QUOTED TEXT:
Perched in the middle of a Victorian dining room, and surrounded by antique Asian vases, the world's third oldest Bible is now on display in Washington, D.C.
The Codex Washingtonianus, located at the Smithsonian's Freer Gallery of Art, is so closely guarded that it rarely makes public appearances—until now. The codex plays a pivotal role in scholars' understanding of the New Testament's history and speaks to how early Christians saw the Gospels.
Curators recently put the priceless document on display in the Freer Gallery's Victorian Peacock Room, along with a second of four ancient manuscripts purchased by Detroit businessman Charles Lang Freer, the museum's founder. The two remaining manuscripts are too delicate or damaged to be put on display. The public can view the rare Bible and manuscript at the gallery until February 16, 2014, without charge.
The codex was transcribed in Egypt during the era of the Eastern Roman Empire, likely in the late fourth or early fifth century. It is written in Greek on parchment—processed leather scraped thin to form pages. The pages are sensitive to light and humidity, which is why the codex never leaves the museum and isn't exhibited very often.
Although it looks a little worse for the wear—the edges were burned in a long-ago fire and pores from the animal skin are still visible—it's an important part of biblical scholarship. (See also "Lost Faces of the Bible.")
"Ninety percent of our surviving [biblical] manuscripts are from the tenth century or later," said Michael Holmes, a biblical scholar at Bethel University in St. Paul, Minnesota. "So anything that comes from earlier is intrinsically valuable."
There are only two other complete texts of the Gospels—Matthew, Mark, Luke, and John—that are older, added Craig Evans, a biblical scholar at Acadia University in Nova Scotia. They are the Codex Vaticanus, which is held at the Vatican, and the Codex Sinaiticus, most of which is held at the British Library in London.
"They're both fourth century," said Evans. "Somewhere between 330 and 340." The Codex Washingtonianus is in rarefied company, he added.

PROVIDED DATA:
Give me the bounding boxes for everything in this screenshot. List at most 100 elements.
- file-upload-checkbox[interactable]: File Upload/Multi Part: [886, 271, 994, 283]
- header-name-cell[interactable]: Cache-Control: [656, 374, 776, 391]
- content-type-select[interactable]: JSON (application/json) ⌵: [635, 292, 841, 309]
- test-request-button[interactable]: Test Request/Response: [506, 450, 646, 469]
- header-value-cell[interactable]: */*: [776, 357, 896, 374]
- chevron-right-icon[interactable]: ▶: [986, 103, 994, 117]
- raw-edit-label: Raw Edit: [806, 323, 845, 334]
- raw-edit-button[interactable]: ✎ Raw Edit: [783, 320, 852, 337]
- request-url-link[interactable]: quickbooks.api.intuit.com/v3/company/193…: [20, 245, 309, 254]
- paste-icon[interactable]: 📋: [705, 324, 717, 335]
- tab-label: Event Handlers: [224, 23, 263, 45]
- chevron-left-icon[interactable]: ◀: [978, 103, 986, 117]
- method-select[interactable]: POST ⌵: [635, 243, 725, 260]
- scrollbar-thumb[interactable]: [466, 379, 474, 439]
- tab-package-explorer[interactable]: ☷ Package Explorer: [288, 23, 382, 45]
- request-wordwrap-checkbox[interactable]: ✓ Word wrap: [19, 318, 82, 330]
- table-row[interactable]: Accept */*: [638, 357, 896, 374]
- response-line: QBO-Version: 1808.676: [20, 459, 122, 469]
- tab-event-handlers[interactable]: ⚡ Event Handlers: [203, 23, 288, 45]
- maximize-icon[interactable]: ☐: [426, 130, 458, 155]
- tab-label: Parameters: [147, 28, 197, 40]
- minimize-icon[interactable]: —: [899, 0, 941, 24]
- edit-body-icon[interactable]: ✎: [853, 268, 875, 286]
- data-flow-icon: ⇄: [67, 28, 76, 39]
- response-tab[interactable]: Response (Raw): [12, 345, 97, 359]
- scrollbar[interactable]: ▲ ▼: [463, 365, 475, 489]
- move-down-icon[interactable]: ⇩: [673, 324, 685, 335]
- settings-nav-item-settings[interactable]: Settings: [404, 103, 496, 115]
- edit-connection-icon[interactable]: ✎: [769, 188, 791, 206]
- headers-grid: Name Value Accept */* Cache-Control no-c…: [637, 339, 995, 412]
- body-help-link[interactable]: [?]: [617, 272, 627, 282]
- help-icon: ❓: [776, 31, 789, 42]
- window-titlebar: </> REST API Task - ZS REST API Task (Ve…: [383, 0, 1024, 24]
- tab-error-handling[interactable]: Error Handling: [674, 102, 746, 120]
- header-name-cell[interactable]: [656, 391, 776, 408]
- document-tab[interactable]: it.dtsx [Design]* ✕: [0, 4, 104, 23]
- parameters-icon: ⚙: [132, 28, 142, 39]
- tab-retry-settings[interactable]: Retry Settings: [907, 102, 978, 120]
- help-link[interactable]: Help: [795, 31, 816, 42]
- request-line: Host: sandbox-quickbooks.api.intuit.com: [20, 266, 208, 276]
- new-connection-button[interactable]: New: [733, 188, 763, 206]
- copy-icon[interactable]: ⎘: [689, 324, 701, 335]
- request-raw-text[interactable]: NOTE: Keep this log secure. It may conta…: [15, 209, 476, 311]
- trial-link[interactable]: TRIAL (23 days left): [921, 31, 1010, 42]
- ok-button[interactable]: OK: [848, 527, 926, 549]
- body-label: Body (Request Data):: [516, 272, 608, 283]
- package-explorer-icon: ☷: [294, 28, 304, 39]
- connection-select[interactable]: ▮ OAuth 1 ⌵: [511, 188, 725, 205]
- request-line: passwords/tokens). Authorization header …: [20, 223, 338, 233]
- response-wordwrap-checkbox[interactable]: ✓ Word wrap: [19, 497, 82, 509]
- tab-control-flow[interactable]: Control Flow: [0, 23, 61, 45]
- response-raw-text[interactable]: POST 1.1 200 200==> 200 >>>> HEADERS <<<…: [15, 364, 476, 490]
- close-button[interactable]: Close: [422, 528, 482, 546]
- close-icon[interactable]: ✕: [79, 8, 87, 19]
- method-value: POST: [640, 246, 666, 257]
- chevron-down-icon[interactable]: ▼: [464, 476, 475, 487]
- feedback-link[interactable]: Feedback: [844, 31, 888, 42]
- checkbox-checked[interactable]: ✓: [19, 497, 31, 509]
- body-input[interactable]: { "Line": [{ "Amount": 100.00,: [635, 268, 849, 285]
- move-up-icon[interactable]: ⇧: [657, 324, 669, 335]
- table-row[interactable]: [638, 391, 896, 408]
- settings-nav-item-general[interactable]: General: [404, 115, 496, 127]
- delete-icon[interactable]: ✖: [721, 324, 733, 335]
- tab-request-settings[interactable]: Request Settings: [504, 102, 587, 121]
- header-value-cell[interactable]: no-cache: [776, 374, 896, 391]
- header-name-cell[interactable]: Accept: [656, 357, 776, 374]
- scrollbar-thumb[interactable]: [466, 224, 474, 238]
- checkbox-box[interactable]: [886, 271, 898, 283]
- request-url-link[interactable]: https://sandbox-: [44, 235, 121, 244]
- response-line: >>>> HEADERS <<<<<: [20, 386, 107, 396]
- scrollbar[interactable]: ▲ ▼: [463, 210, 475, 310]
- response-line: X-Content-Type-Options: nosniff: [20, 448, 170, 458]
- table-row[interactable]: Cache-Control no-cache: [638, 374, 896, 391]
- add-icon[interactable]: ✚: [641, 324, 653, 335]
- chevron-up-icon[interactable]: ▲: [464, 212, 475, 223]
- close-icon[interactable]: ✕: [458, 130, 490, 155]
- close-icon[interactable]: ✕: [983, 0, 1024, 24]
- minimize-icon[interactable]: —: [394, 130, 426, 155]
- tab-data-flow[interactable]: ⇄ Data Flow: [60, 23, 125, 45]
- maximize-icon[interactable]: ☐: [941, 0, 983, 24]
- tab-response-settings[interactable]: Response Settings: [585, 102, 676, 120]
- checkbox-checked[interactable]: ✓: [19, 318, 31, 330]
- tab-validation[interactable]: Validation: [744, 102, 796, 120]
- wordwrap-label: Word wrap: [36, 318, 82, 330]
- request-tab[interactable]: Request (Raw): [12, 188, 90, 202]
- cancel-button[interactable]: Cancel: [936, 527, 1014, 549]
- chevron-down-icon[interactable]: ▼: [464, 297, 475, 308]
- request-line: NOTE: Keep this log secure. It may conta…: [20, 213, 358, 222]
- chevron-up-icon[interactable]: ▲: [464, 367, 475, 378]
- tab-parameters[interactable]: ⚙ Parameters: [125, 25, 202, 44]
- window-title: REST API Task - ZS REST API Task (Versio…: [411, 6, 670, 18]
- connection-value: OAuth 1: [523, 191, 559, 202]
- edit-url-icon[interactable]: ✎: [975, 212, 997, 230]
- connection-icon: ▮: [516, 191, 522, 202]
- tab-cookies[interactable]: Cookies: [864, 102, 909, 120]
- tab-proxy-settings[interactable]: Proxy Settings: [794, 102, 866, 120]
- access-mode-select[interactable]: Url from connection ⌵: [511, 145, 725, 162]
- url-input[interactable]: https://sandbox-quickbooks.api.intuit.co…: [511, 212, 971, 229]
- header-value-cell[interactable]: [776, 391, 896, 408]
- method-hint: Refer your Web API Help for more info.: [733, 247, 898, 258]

WRITTEN PROBLEM: Continue the article about the Codex Washingtonianus, starting right after its final sentence. The rows are separate material and have no connection to the article about the Codex Washingtonianus.

RESULT FOR THIS TASK:
All Shook Up
In addition to its rarity, the Washingtonianus is best known for an extra passage near the end of the Gospel of Mark that is attributed to Jesus and that doesn't appear in any other known biblical manuscript.
The part that caught the attention of the public in the early 1900s reads in translation: "And Christ replied to them, 'The term of years of Satan's power has been fulfilled, but other terrible things draw near.'"
That passage seemed to address the question of whether God or Satan was in charge, said Bethel University's Holmes.
At the time, news of the passage came amid rumblings that the King James Version wasn't sufficiently representative of the earliest iteration of the Bible, said Evans. Conservative Christians were unhappy about that, he added.
So the publication of the Codex Washingtonianus, with its additional passage attributed to Jesus, caused more consternation because it was another challenge to the Bible people knew, Evans said.
It's not so much a problem now, he said. But at the time, it shook up a lot of people. (Read "The Judas Gospel" in National Geographic magazine.)
Literary License?
The additional passage, referred to as the Freer logion, was probably an oral saying that somehow made its way into the Gospels, said Holmes.
"There's no religious tradition that uses it as part of Scripture," he said. "It's almost like a margin comment that somebody wrote down because they heard it and wanted to remember it, and a scribe worked it in later."
That's possible because the Codex Washingtonianus was likely copied from multiple sources.
Four different textual styles are represented in the document, Holmes explained. "[It] looks like a composite of fragmentary Bibles."
It would be like picking up a modern-day Bible and reading one part of the Gospels from the King James Version, then another part clipped from the Revised Standard Version, a third part from the New International Version, and a fourth part from the New English Bible.
At the time the Washingtonianus was written down, Christianity was a recently legalized religion: Emperor Constantine had passed a law—the Edict of Toleration—legalizing Christianity in 313. But before that, Roman authorities persecuted Christian churches and their congregations, said Holmes.
Book burnings were part of the Roman campaign, said Lee Glazer, associate curator of American art at the Freer Gallery, whose jurisdiction includes the codex.
The two scribes who transcribed the Washingtonianus likely copied from fragments of several Bibles—remnants perhaps from an attack on a Christian church, said Holmes.
Mysterious and Beautiful
When Charles Freer bought the Codex Washingtonianus from an antiquities dealer in Egypt in 1906, he didn't know how important the pages would become, said the Smithsonian's Glazer.
"He wasn't particularly religious, and he wasn't really attracted to them as sacred texts," she said. Glazer thinks Freer purchased the codex partly because he found it mysterious and beautiful.
Freer was a known collector of Asian art, and in 1906, his pieces were officially accepted into the Smithsonian. The collection didn't physically move to Washington, D.C., until after his death in 1919.
"Once he knew [his] collection was going to a national museum, he had a desire to add older objects to the collection," Glazer said.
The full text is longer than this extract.